• Prompt: Bring together all lines of the material below that contain the string "films".

• Records to use:
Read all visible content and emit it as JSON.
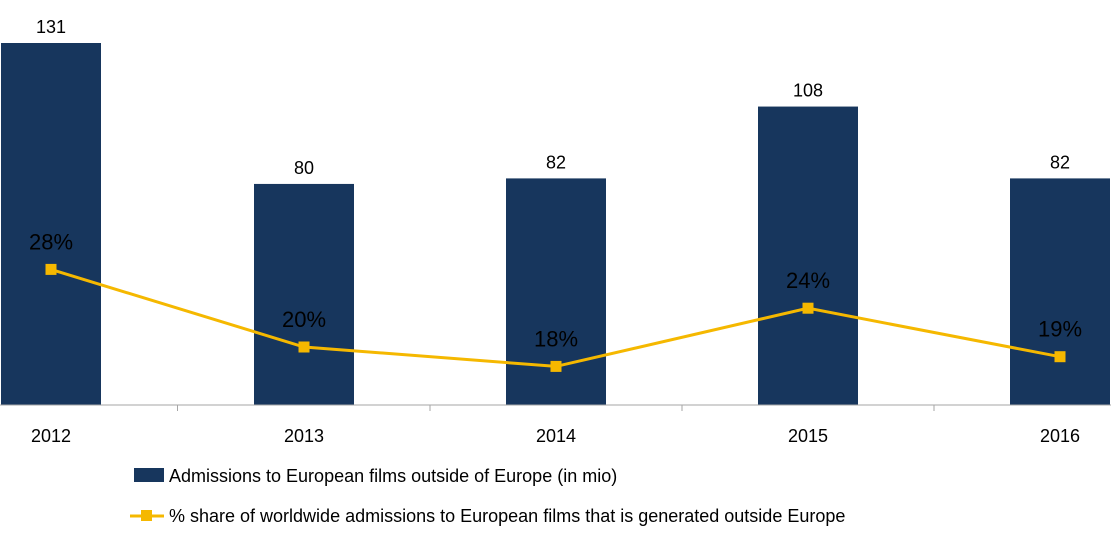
{
  "chart_data": {
    "type": "bar",
    "categories": [
      "2012",
      "2013",
      "2014",
      "2015",
      "2016"
    ],
    "series": [
      {
        "name": "Admissions to European films outside of Europe (in mio)",
        "kind": "bar",
        "values": [
          131,
          80,
          82,
          108,
          82
        ],
        "labels": [
          "131",
          "80",
          "82",
          "108",
          "82"
        ]
      },
      {
        "name": "% share of worldwide admissions to European films that is generated outside Europe",
        "kind": "line",
        "values": [
          28,
          20,
          18,
          24,
          19
        ],
        "labels": [
          "28%",
          "20%",
          "18%",
          "24%",
          "19%"
        ]
      }
    ],
    "ylim_bar": [
      0,
      131
    ],
    "ylim_line": [
      0,
      40
    ],
    "grid": false,
    "legend_position": "bottom",
    "colors": {
      "bar": "#17365d",
      "line": "#f5b800",
      "axis": "#a6a6a6"
    }
  }
}
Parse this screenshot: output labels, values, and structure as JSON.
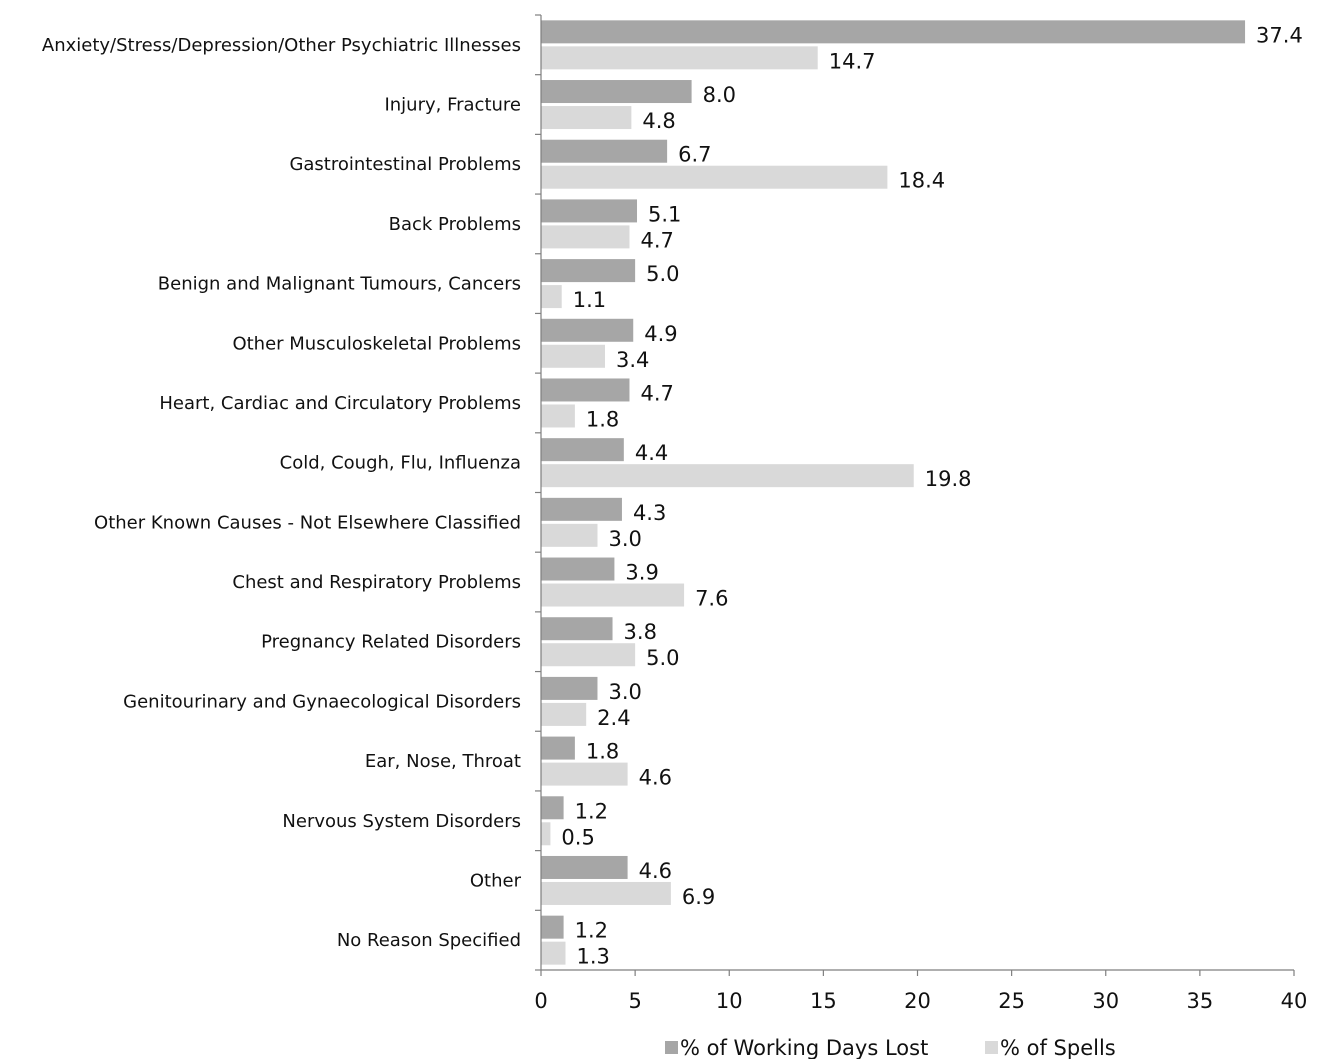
{
  "chart_data": {
    "type": "bar",
    "orientation": "horizontal",
    "categories": [
      "Anxiety/Stress/Depression/Other Psychiatric Illnesses",
      "Injury, Fracture",
      "Gastrointestinal Problems",
      "Back Problems",
      "Benign and Malignant Tumours, Cancers",
      "Other Musculoskeletal Problems",
      "Heart, Cardiac and Circulatory Problems",
      "Cold, Cough, Flu, Influenza",
      "Other Known Causes - Not Elsewhere Classified",
      "Chest and Respiratory Problems",
      "Pregnancy Related Disorders",
      "Genitourinary and Gynaecological Disorders",
      "Ear, Nose, Throat",
      "Nervous System Disorders",
      "Other",
      "No Reason Specified"
    ],
    "series": [
      {
        "name": "% of Working Days Lost",
        "color": "#a6a6a6",
        "values": [
          37.4,
          8.0,
          6.7,
          5.1,
          5.0,
          4.9,
          4.7,
          4.4,
          4.3,
          3.9,
          3.8,
          3.0,
          1.8,
          1.2,
          4.6,
          1.2
        ],
        "labels": [
          "37.4",
          "8.0",
          "6.7",
          "5.1",
          "5.0",
          "4.9",
          "4.7",
          "4.4",
          "4.3",
          "3.9",
          "3.8",
          "3.0",
          "1.8",
          "1.2",
          "4.6",
          "1.2"
        ]
      },
      {
        "name": "% of Spells",
        "color": "#d9d9d9",
        "values": [
          14.7,
          4.8,
          18.4,
          4.7,
          1.1,
          3.4,
          1.8,
          19.8,
          3.0,
          7.6,
          5.0,
          2.4,
          4.6,
          0.5,
          6.9,
          1.3
        ],
        "labels": [
          "14.7",
          "4.8",
          "18.4",
          "4.7",
          "1.1",
          "3.4",
          "1.8",
          "19.8",
          "3.0",
          "7.6",
          "5.0",
          "2.4",
          "4.6",
          "0.5",
          "6.9",
          "1.3"
        ]
      }
    ],
    "xlim": [
      0,
      40
    ],
    "xticks": [
      "0",
      "5",
      "10",
      "15",
      "20",
      "25",
      "30",
      "35",
      "40"
    ],
    "title": "",
    "xlabel": "",
    "ylabel": "",
    "grid": false,
    "legend_position": "bottom"
  }
}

• Correct result:
        "name": "Admissions to European films outside of Europe (in mio)",
        "name": "% share of worldwide admissions to European films that is generated outside Europe",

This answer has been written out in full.